Task to complete: Find all the lines with "集合住宅" and gather them.
— Begin —
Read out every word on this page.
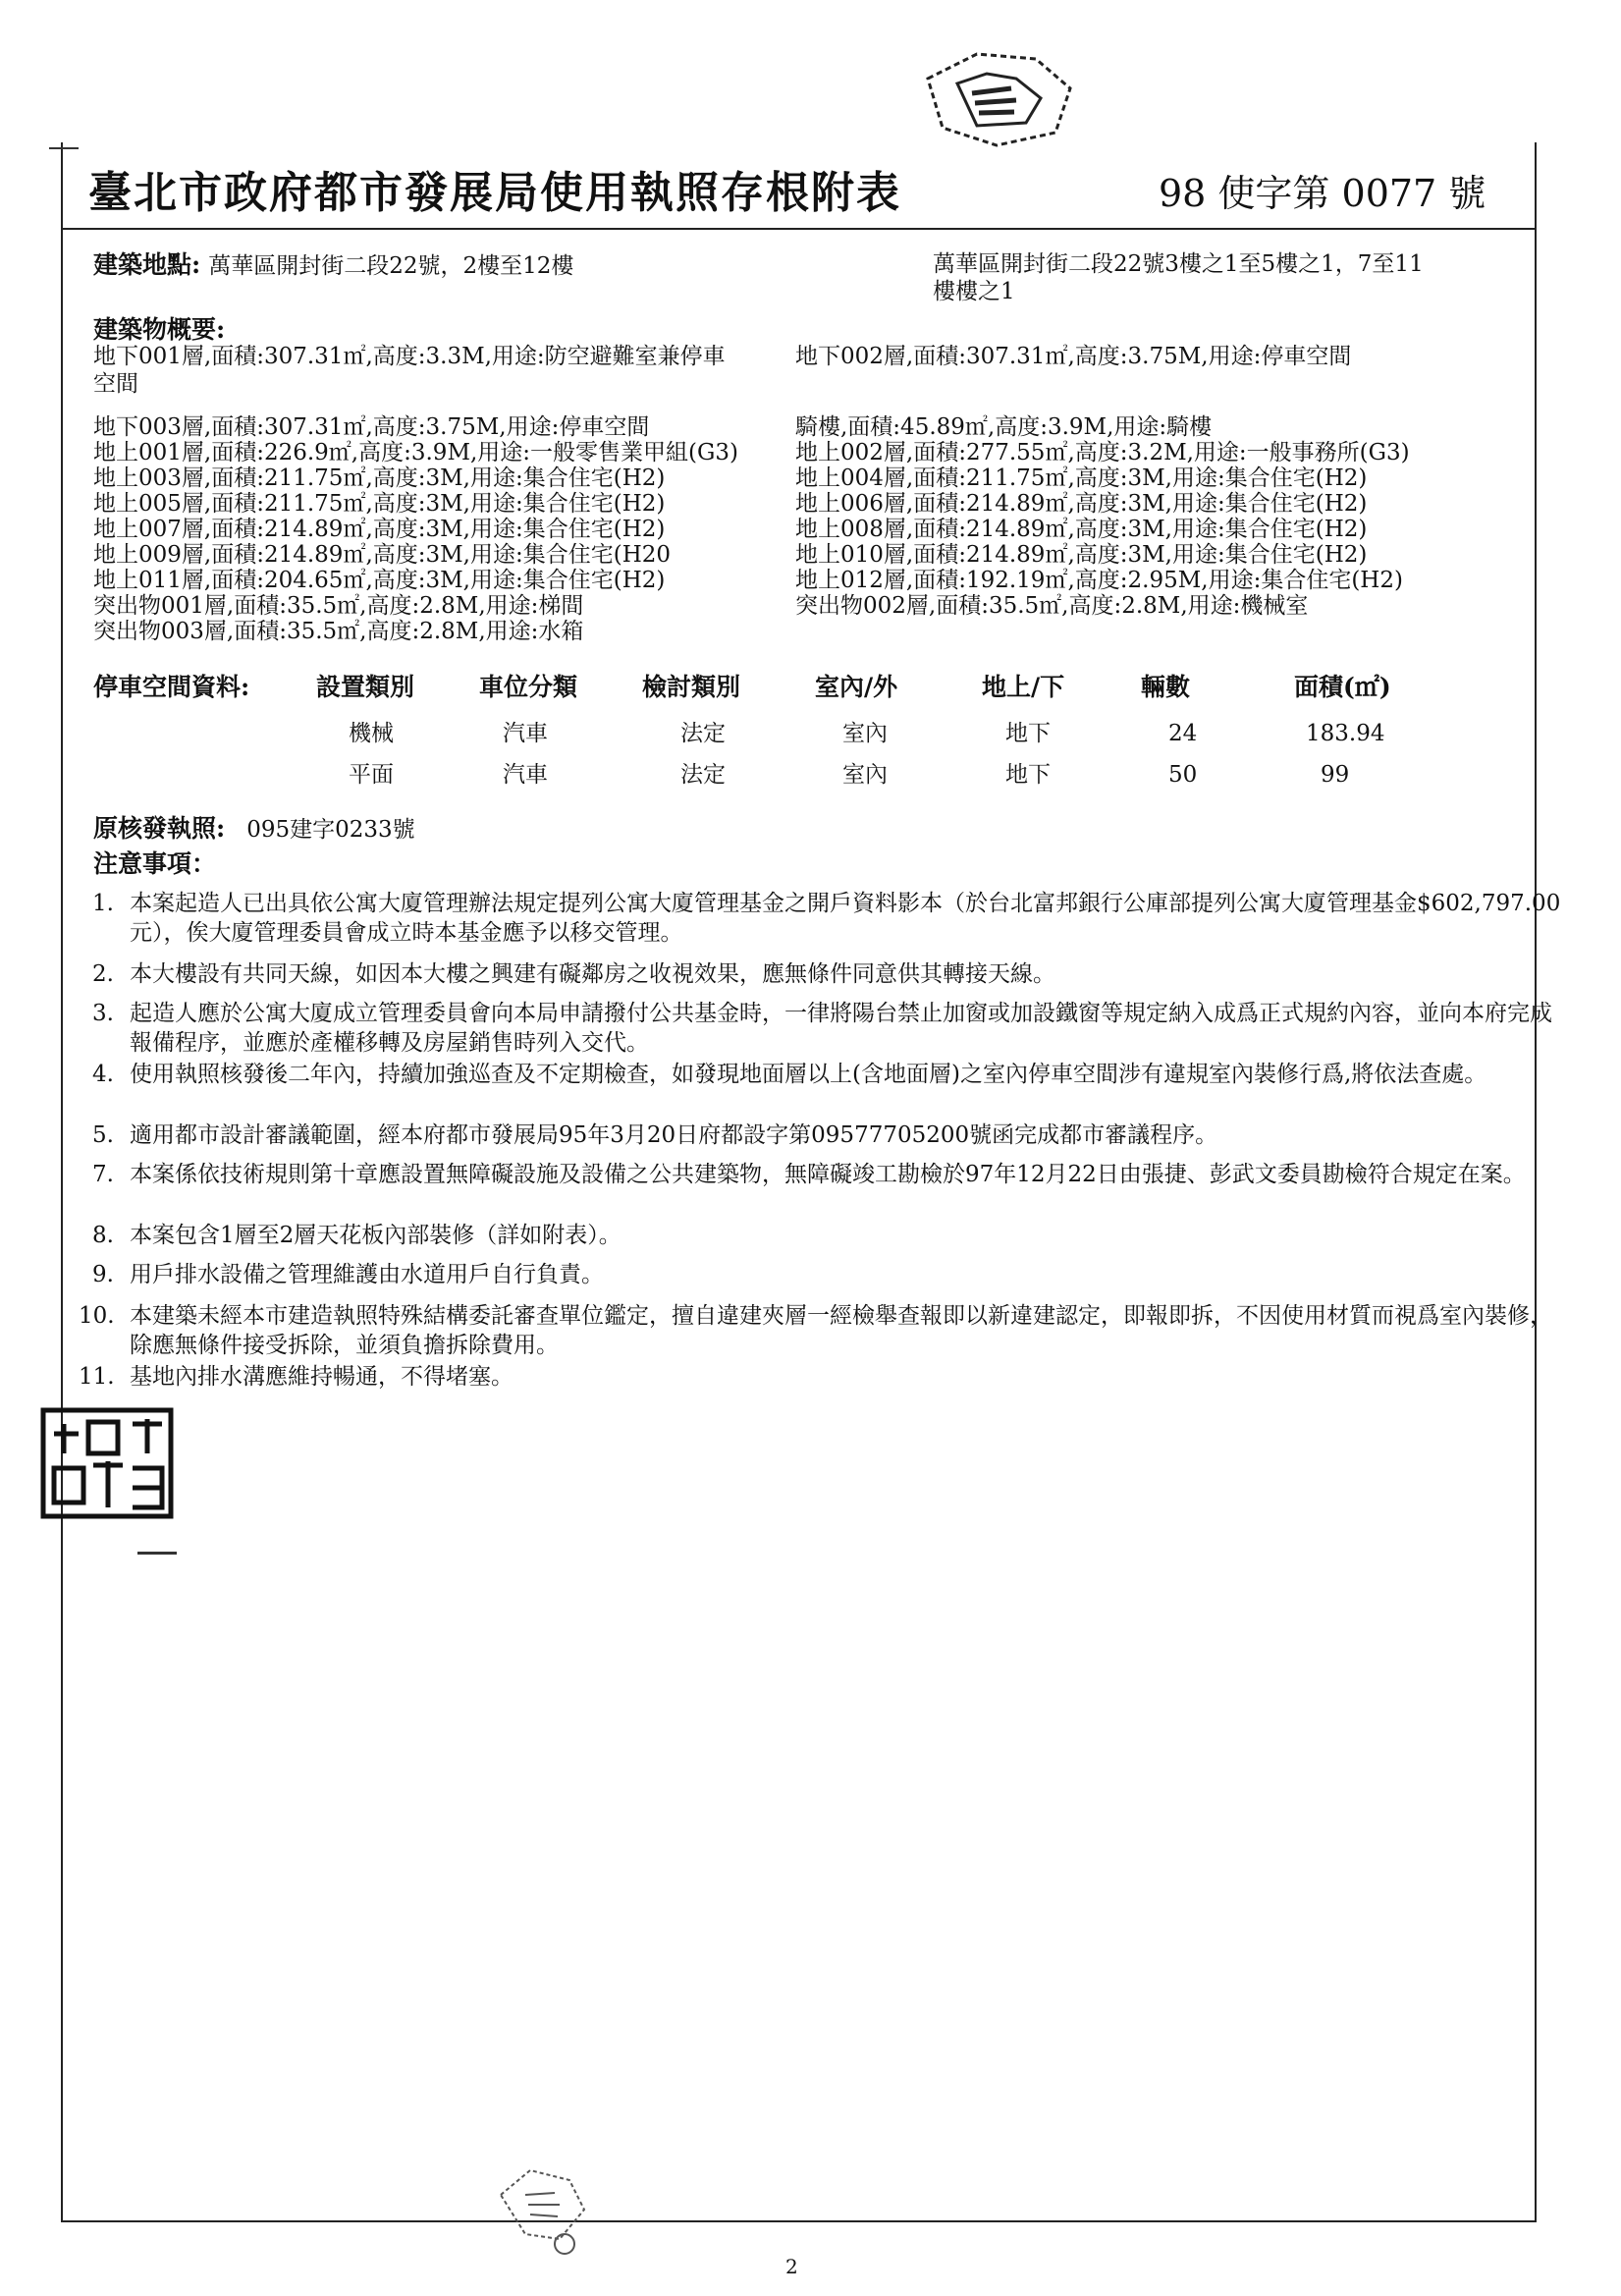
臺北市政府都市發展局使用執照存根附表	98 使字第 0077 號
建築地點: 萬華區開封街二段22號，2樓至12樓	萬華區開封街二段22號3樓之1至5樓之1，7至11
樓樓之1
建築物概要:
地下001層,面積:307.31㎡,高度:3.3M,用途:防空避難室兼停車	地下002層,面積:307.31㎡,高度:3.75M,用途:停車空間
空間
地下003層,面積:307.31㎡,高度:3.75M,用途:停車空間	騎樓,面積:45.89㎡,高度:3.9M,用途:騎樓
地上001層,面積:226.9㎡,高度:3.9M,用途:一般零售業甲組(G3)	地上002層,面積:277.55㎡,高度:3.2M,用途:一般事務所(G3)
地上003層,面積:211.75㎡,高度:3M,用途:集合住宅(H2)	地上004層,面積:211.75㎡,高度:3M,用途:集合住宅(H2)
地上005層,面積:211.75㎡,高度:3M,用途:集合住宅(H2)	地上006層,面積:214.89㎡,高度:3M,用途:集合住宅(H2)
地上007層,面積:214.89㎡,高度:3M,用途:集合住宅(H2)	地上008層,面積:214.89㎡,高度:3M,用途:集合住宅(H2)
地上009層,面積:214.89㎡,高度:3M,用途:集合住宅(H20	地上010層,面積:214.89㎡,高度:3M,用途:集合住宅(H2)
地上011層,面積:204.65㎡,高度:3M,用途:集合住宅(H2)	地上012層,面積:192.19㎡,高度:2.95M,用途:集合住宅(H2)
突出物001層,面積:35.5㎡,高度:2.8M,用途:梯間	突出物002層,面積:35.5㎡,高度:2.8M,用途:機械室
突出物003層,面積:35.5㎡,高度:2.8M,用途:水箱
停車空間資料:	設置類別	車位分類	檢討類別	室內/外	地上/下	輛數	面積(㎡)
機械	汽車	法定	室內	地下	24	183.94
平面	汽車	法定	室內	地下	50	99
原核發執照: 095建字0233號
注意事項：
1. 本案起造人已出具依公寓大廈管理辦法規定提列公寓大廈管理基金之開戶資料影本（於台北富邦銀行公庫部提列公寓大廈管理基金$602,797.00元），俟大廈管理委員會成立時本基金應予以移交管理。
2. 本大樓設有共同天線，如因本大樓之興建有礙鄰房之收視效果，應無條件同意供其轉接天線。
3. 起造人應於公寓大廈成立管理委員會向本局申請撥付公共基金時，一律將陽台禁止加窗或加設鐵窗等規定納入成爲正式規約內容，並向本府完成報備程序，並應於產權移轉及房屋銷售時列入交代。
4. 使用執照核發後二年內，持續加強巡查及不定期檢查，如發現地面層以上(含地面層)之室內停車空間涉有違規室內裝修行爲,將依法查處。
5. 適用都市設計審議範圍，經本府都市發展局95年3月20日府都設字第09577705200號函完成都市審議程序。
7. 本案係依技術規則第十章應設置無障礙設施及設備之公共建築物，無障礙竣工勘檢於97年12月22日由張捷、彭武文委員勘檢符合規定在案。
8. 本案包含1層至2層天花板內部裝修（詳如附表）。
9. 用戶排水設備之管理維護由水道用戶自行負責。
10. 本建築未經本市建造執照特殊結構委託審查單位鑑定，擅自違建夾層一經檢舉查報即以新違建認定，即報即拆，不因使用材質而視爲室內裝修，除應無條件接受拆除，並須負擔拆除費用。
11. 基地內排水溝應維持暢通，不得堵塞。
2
— End —
Finished exercise:
地上003層,面積:211.75㎡,高度:3M,用途:集合住宅(H2)	地上004層,面積:211.75㎡,高度:3M,用途:集合住宅(H2)
地上005層,面積:211.75㎡,高度:3M,用途:集合住宅(H2)	地上006層,面積:214.89㎡,高度:3M,用途:集合住宅(H2)
地上007層,面積:214.89㎡,高度:3M,用途:集合住宅(H2)	地上008層,面積:214.89㎡,高度:3M,用途:集合住宅(H2)
地上009層,面積:214.89㎡,高度:3M,用途:集合住宅(H20	地上010層,面積:214.89㎡,高度:3M,用途:集合住宅(H2)
地上011層,面積:204.65㎡,高度:3M,用途:集合住宅(H2)	地上012層,面積:192.19㎡,高度:2.95M,用途:集合住宅(H2)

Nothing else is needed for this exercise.